** Start of Data provided **

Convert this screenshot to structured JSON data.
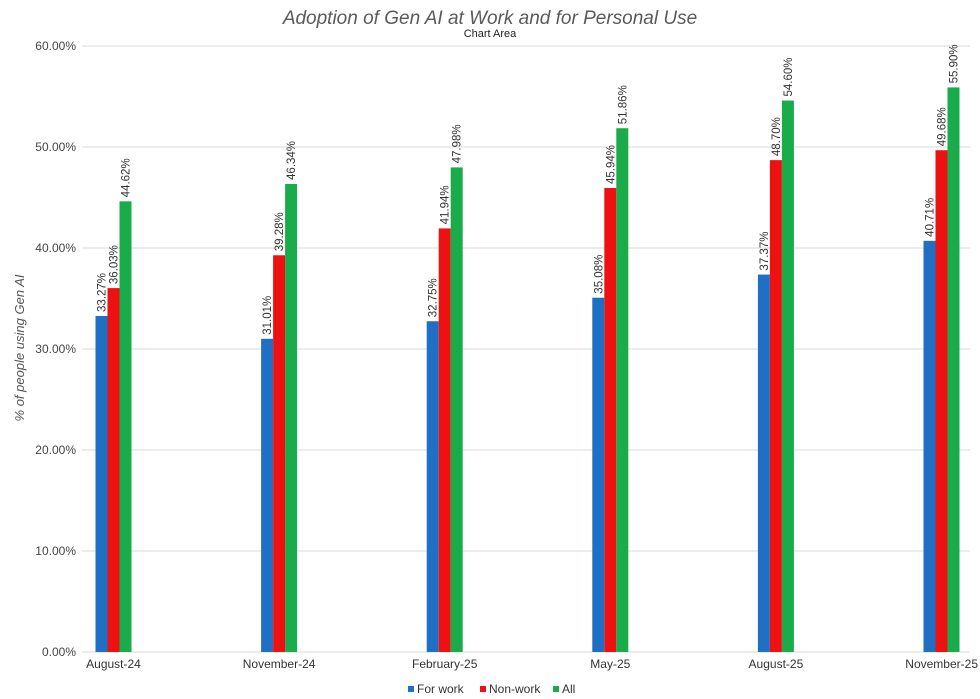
{
  "chart_data": {
    "type": "bar",
    "title": "Adoption of Gen AI at Work and for Personal Use",
    "subtitle": "Chart Area",
    "xlabel": "",
    "ylabel": "% of people using Gen AI",
    "ylim": [
      0,
      60
    ],
    "yticks": [
      "0.00%",
      "10.00%",
      "20.00%",
      "30.00%",
      "40.00%",
      "50.00%",
      "60.00%"
    ],
    "categories": [
      "August-24",
      "November-24",
      "February-25",
      "May-25",
      "August-25",
      "November-25"
    ],
    "series": [
      {
        "name": "For work",
        "color": "#1f6fc4",
        "values": [
          33.27,
          31.01,
          32.75,
          35.08,
          37.37,
          40.71
        ],
        "labels": [
          "33.27%",
          "31.01%",
          "32.75%",
          "35.08%",
          "37.37%",
          "40.71%"
        ]
      },
      {
        "name": "Non-work",
        "color": "#ee1111",
        "values": [
          36.03,
          39.28,
          41.94,
          45.94,
          48.7,
          49.68
        ],
        "labels": [
          "36.03%",
          "39.28%",
          "41.94%",
          "45.94%",
          "48.70%",
          "49.68%"
        ]
      },
      {
        "name": "All",
        "color": "#1aab4a",
        "values": [
          44.62,
          46.34,
          47.98,
          51.86,
          54.6,
          55.9
        ],
        "labels": [
          "44.62%",
          "46.34%",
          "47.98%",
          "51.86%",
          "54.60%",
          "55.90%"
        ]
      }
    ],
    "grid": true,
    "legend_position": "bottom"
  }
}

** End of Data provided **

Your task ->
Tally how many lines of the data include the word "color". Write the number and nothing else.

Output ->
3